### Assigned task A
Name every professor mentioned by name in the passage on MIT online courses.
### Assigned task B
Answer these from the passage on MIT online courses:
(i) How many learners has 14.73x attracted?
(ii) In what year was "Visualizing Cultures" created?
(iii) Which two universities had classes meet in person each week for 15.662x Shaping the Future of Work?

Shaping the Future of Work

Archived courses can be useful to autodidacts, but MOOCs are at their most dynamic when they unfold in real time. A key component of active MOOCs is the online forum, a place for discussion of the material among students, faculty, and teaching assistants. Unfettered by geography, the residential and online learning worlds can augment each other in these forums. For 15.662x Shaping the Future of Work, taught this spring by Tom Kochan, the Geo Maverick Bunker Professor of Management at MIT Sloan, classes from Cornell and Rutgers convened each week in person on their respective campuses with their own professors, working together through the MITx materials for the course. These university students and their professors then joined participants from all over the world in the discussion forums. MBA students from MIT also stepped up as “community TAs” to facilitate discussion around the topics they know best.

[14.73X]

The Challenges of Global Poverty

In selecting its first MITx courses to launch on edX, MIT looked to popular subjects on OpenCourseWare (OCW), a now 15-year-old groundbreaking experiment in making MIT educational materials freely accessible to all. One such course was 14.73, taught by Esther Duflo PhD ’99 (Abdul Latif Jameel Professor of Poverty Alleviation and Development Economics) and Abhijit Banerjee (Ford Foundation International Professor of Economics). As 14.73x, it has attracted nearly 70,000 learners. Captain Rajeev Nair of Keerla, India, is one of them. Nair has passed more than two dozen MOOCs, some of which he has accessed while stationed on oil-drilling rigs, and he counts 14.73x among his favorites. Nair runs free math and reading classes for kids in his village. He has said of the MITx course that it “validated my work, as I learned that much of what I was doing in my village were tactics used by NGOs. I will now try out all of the additional successful tactics and models I learned.”

[VJX]

Visualizing Japan

Visualizing Japan’s digital pedigree goes back to an earlier online project published on OCW, “Visualizing Cultures,” a richly contextualized presentation of historical imagery related to modern Japan that was created in 2002 by Shigeru Miyagawa, the Kochi-Majiro Professor of Japanese Language and Culture, and professor of history (now emeritus) John Dower. Some of VJx’s video modules feature Miyagawa and Dower in discussion with professors from Harvard (which co-produced the MOOC) and Duke, while other units contain lectures accompanied by curated groups of images. According to Miyagawa, “MITx helped us to develop a suite of assessments that mimic the way historians handle visual material.” In one activity, learners use a drag-and-drop interface to compare 19th-century Japanese portraits of Commodore Perry against his photographic likeness. Another exercise asks students to submit the word they think best describes a drawing, before displaying a word cloud of thousands of their classmates’ responses. In an unusual reversal, Miyagawa used the VJx materials to create a new on-campus offering of the subject. Now the course has inspired another digital offering, VPx Visualizing the Philippines.

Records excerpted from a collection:
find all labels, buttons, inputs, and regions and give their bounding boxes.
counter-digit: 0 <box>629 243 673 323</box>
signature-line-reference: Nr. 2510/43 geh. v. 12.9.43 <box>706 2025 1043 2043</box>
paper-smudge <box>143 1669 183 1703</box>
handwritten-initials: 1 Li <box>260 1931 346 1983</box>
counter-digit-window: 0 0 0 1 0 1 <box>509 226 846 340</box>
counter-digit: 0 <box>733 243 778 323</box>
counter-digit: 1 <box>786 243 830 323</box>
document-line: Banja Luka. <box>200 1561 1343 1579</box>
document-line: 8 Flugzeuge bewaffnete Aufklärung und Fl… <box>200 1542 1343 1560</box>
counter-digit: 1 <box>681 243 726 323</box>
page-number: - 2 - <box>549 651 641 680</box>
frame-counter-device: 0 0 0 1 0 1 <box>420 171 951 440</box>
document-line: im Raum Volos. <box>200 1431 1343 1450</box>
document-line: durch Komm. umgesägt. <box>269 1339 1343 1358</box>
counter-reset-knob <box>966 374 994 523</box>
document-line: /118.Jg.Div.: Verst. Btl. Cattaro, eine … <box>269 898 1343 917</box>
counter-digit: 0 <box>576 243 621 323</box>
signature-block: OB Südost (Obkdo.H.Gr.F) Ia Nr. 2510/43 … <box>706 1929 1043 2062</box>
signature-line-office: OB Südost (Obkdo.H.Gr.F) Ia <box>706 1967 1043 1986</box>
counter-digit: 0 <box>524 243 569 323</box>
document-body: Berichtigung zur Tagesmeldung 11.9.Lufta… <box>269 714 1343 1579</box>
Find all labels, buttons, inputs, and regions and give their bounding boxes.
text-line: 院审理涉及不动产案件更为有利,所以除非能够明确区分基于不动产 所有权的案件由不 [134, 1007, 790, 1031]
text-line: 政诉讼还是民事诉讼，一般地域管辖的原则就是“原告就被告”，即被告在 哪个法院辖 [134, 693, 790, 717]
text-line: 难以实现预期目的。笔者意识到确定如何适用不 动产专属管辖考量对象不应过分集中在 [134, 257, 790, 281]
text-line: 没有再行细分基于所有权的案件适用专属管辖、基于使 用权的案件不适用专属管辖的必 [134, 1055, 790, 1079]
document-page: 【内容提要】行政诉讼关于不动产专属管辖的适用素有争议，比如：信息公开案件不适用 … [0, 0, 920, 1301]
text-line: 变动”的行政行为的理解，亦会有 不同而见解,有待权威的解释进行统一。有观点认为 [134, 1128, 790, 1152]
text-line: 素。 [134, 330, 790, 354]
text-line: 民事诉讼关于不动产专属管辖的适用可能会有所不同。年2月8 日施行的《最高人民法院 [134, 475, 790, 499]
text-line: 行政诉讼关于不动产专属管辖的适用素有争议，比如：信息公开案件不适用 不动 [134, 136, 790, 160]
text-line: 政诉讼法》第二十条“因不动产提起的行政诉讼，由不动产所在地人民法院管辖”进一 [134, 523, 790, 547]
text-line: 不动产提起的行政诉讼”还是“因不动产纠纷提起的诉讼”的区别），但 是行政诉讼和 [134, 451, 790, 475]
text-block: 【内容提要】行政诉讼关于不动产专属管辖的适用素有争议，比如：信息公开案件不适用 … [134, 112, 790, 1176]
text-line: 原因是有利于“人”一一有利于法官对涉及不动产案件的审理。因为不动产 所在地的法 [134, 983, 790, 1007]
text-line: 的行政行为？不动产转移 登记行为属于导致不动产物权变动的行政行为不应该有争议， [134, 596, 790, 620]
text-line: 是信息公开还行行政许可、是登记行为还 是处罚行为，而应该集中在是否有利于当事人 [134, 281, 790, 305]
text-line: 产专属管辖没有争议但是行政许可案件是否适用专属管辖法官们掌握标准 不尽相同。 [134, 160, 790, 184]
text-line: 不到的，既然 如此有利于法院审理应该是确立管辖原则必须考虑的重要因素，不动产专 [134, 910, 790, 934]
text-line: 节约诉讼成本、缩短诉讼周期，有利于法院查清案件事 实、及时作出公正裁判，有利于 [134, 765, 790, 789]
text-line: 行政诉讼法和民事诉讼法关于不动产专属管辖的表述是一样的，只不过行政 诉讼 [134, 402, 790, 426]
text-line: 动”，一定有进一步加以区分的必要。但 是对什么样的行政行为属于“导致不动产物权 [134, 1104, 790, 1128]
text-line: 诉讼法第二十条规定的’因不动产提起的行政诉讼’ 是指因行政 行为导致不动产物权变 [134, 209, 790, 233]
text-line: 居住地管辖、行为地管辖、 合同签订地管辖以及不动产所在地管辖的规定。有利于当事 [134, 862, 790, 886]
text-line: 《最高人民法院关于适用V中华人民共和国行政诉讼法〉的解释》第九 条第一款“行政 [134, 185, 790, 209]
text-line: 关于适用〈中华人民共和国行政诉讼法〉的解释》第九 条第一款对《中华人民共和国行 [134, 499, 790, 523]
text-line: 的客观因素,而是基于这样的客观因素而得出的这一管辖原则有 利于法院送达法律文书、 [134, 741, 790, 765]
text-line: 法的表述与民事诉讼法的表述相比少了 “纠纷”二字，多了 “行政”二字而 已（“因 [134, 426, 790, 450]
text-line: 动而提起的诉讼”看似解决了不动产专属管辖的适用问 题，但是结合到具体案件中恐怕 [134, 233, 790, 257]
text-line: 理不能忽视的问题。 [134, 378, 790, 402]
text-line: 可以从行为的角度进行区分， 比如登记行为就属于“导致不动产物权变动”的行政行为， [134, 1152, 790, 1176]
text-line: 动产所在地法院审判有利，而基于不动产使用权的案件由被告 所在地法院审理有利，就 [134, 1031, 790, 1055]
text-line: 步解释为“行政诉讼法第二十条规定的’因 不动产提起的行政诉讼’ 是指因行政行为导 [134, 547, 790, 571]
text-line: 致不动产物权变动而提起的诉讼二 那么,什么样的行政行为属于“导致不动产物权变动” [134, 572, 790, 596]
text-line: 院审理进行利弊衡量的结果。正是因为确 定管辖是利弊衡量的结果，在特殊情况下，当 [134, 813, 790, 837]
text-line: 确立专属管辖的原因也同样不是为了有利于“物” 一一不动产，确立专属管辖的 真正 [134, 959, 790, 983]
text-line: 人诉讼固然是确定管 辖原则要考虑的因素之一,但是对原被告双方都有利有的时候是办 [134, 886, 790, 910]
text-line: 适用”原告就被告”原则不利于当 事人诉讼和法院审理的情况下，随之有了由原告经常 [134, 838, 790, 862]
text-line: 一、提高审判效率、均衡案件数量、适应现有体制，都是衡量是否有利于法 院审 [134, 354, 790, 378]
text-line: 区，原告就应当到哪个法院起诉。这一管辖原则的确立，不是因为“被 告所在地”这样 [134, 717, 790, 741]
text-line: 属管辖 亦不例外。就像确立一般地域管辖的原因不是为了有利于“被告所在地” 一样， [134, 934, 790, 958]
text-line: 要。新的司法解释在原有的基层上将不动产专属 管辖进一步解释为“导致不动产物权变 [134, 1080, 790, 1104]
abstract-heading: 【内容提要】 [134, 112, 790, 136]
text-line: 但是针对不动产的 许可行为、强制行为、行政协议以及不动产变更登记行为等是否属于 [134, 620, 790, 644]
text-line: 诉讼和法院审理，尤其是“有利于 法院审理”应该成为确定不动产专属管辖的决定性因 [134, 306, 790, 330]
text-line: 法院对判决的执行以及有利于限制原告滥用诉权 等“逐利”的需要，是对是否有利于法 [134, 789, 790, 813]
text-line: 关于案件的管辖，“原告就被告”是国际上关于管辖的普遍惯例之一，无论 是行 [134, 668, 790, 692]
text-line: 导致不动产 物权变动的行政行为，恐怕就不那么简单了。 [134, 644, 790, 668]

### Response box A
Tom Kochan, Esther Duflo, Abhijit Banerjee, Shigeru Miyagawa, John Dower

### Response box B
(i) Nearly 70,000
(ii) 2002
(iii) Cornell and Rutgers